- **Problem**
Repeat the listing below line for line, omitting the pictures.

- **Raw data**
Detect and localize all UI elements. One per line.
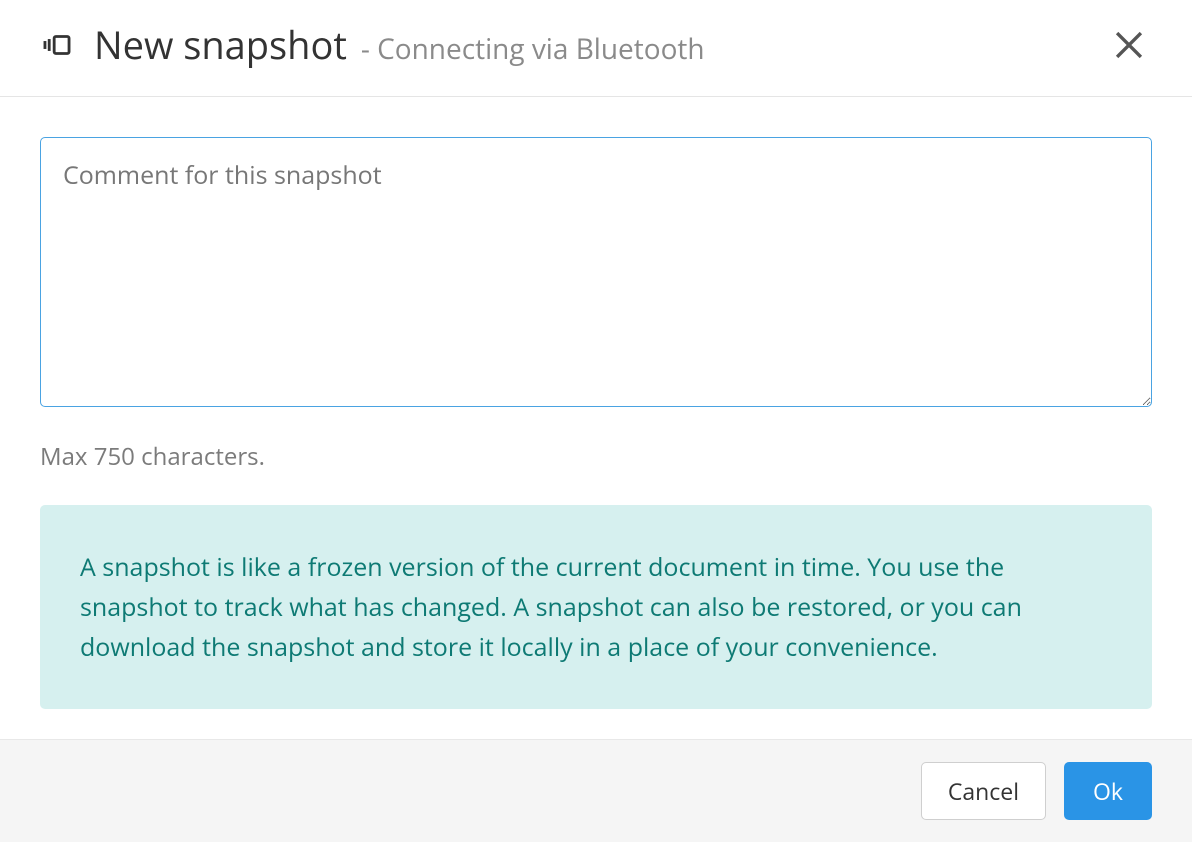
dialog-footer: Cancel Ok	[0, 739, 1192, 842]
dialog-title: New snapshot	[94, 26, 347, 64]
new-snapshot-dialog: New snapshot - Connecting via Bluetooth …	[0, 0, 1192, 792]
snapshot-info-panel: A snapshot is like a frozen version of t…	[40, 505, 1152, 709]
close-button[interactable]	[1106, 22, 1152, 68]
dialog-header: New snapshot - Connecting via Bluetooth	[0, 0, 1192, 97]
snapshot-comment-input[interactable]	[40, 137, 1152, 407]
ok-button[interactable]: Ok	[1064, 762, 1152, 820]
dialog-title-line: New snapshot - Connecting via Bluetooth	[94, 26, 1106, 64]
snapshot-icon	[40, 28, 74, 62]
dialog-body: Max 750 characters. A snapshot is like a…	[0, 97, 1192, 739]
dialog-subtitle: - Connecting via Bluetooth	[361, 35, 705, 63]
close-icon	[1112, 28, 1146, 62]
comment-helper-text: Max 750 characters.	[40, 440, 1152, 473]
cancel-button[interactable]: Cancel	[921, 762, 1046, 820]
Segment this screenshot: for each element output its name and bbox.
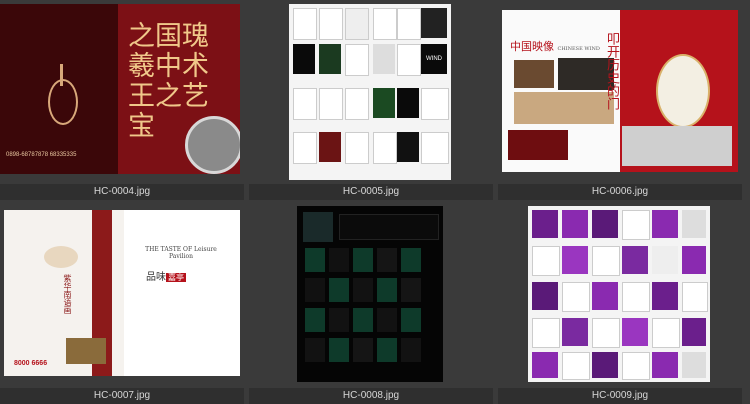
thumb-side-text: 叩开历史的门 (604, 32, 619, 110)
file-item-hc-0008[interactable]: HC-0008.jpg (249, 204, 493, 404)
thumbnail-hc-0004[interactable]: 之国瑰 羲中术 王之艺 宝 0898-68787878 68335335 (0, 4, 240, 174)
file-label[interactable]: HC-0007.jpg (0, 388, 244, 404)
thumb-panel-text: WIND (421, 44, 447, 74)
thumbnail-hc-0006[interactable]: 中国映像 CHINESE WIND 叩开历史的门 (502, 10, 738, 172)
thumb-brand: 中国映像 CHINESE WIND (510, 40, 600, 53)
thumbnail-hc-0007[interactable]: 紫华南语画 8000 6666 THE TASTE OF Leisure Pav… (4, 210, 240, 376)
thumb-brand: 品味 嘉亭 (146, 272, 186, 283)
thumbnail-hc-0009[interactable] (528, 206, 710, 382)
thumb-footer: 0898-68787878 68335335 (6, 152, 77, 158)
file-item-hc-0004[interactable]: 之国瑰 羲中术 王之艺 宝 0898-68787878 68335335 HC-… (0, 0, 244, 200)
file-item-hc-0007[interactable]: 紫华南语画 8000 6666 THE TASTE OF Leisure Pav… (0, 204, 244, 404)
file-label[interactable]: HC-0005.jpg (249, 184, 493, 200)
file-label[interactable]: HC-0004.jpg (0, 184, 244, 200)
pipa-icon (48, 79, 78, 125)
file-item-hc-0005[interactable]: WIND HC-0005.jpg (249, 0, 493, 200)
thumb-left-text: 紫华南语画 (63, 274, 72, 314)
file-label[interactable]: HC-0006.jpg (498, 184, 742, 200)
thumb-phone: 8000 6666 (14, 360, 48, 367)
file-label[interactable]: HC-0009.jpg (498, 388, 742, 404)
thumb-tagline: THE TASTE OF Leisure Pavilion (145, 246, 217, 260)
thumbnail-hc-0008[interactable] (297, 206, 443, 382)
file-label[interactable]: HC-0008.jpg (249, 388, 493, 404)
file-item-hc-0009[interactable]: HC-0009.jpg (498, 204, 742, 404)
file-item-hc-0006[interactable]: 中国映像 CHINESE WIND 叩开历史的门 HC-0006.jpg (498, 0, 742, 200)
thumbnail-hc-0005[interactable]: WIND (289, 4, 451, 180)
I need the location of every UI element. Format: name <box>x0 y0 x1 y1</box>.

- **Worked answer**
Detect and localize all UI elements. One per line.
dialog-footer: Cancel Ok	[0, 739, 1192, 842]
dialog-title: New snapshot	[94, 26, 347, 64]
new-snapshot-dialog: New snapshot - Connecting via Bluetooth …	[0, 0, 1192, 792]
snapshot-info-panel: A snapshot is like a frozen version of t…	[40, 505, 1152, 709]
close-button[interactable]	[1106, 22, 1152, 68]
dialog-header: New snapshot - Connecting via Bluetooth	[0, 0, 1192, 97]
snapshot-comment-input[interactable]	[40, 137, 1152, 407]
ok-button[interactable]: Ok	[1064, 762, 1152, 820]
dialog-title-line: New snapshot - Connecting via Bluetooth	[94, 26, 1106, 64]
snapshot-icon	[40, 28, 74, 62]
dialog-body: Max 750 characters. A snapshot is like a…	[0, 97, 1192, 739]
dialog-subtitle: - Connecting via Bluetooth	[361, 35, 705, 63]
close-icon	[1112, 28, 1146, 62]
comment-helper-text: Max 750 characters.	[40, 440, 1152, 473]
cancel-button[interactable]: Cancel	[921, 762, 1046, 820]
Segment this screenshot: for each element output its name and bbox.
thumb-side-text: 叩开历史的门 (604, 32, 619, 110)
file-item-hc-0008[interactable]: HC-0008.jpg (249, 204, 493, 404)
thumbnail-hc-0004[interactable]: 之国瑰 羲中术 王之艺 宝 0898-68787878 68335335 (0, 4, 240, 174)
file-label[interactable]: HC-0007.jpg (0, 388, 244, 404)
thumb-panel-text: WIND (421, 44, 447, 74)
thumbnail-hc-0006[interactable]: 中国映像 CHINESE WIND 叩开历史的门 (502, 10, 738, 172)
thumb-brand: 中国映像 CHINESE WIND (510, 40, 600, 53)
thumbnail-hc-0007[interactable]: 紫华南语画 8000 6666 THE TASTE OF Leisure Pav… (4, 210, 240, 376)
thumb-brand: 品味 嘉亭 (146, 272, 186, 283)
thumbnail-hc-0009[interactable] (528, 206, 710, 382)
thumb-footer: 0898-68787878 68335335 (6, 152, 77, 158)
file-item-hc-0004[interactable]: 之国瑰 羲中术 王之艺 宝 0898-68787878 68335335 HC-… (0, 0, 244, 200)
file-item-hc-0007[interactable]: 紫华南语画 8000 6666 THE TASTE OF Leisure Pav… (0, 204, 244, 404)
file-label[interactable]: HC-0005.jpg (249, 184, 493, 200)
file-label[interactable]: HC-0004.jpg (0, 184, 244, 200)
pipa-icon (48, 79, 78, 125)
file-item-hc-0005[interactable]: WIND HC-0005.jpg (249, 0, 493, 200)
thumb-left-text: 紫华南语画 (63, 274, 72, 314)
file-label[interactable]: HC-0006.jpg (498, 184, 742, 200)
thumb-phone: 8000 6666 (14, 360, 48, 367)
file-label[interactable]: HC-0009.jpg (498, 388, 742, 404)
thumb-tagline: THE TASTE OF Leisure Pavilion (145, 246, 217, 260)
thumbnail-hc-0008[interactable] (297, 206, 443, 382)
file-label[interactable]: HC-0008.jpg (249, 388, 493, 404)
file-item-hc-0009[interactable]: HC-0009.jpg (498, 204, 742, 404)
file-item-hc-0006[interactable]: 中国映像 CHINESE WIND 叩开历史的门 HC-0006.jpg (498, 0, 742, 200)
thumbnail-hc-0005[interactable]: WIND (289, 4, 451, 180)
I need the location of every UI element. Format: name <box>x0 y0 x1 y1</box>.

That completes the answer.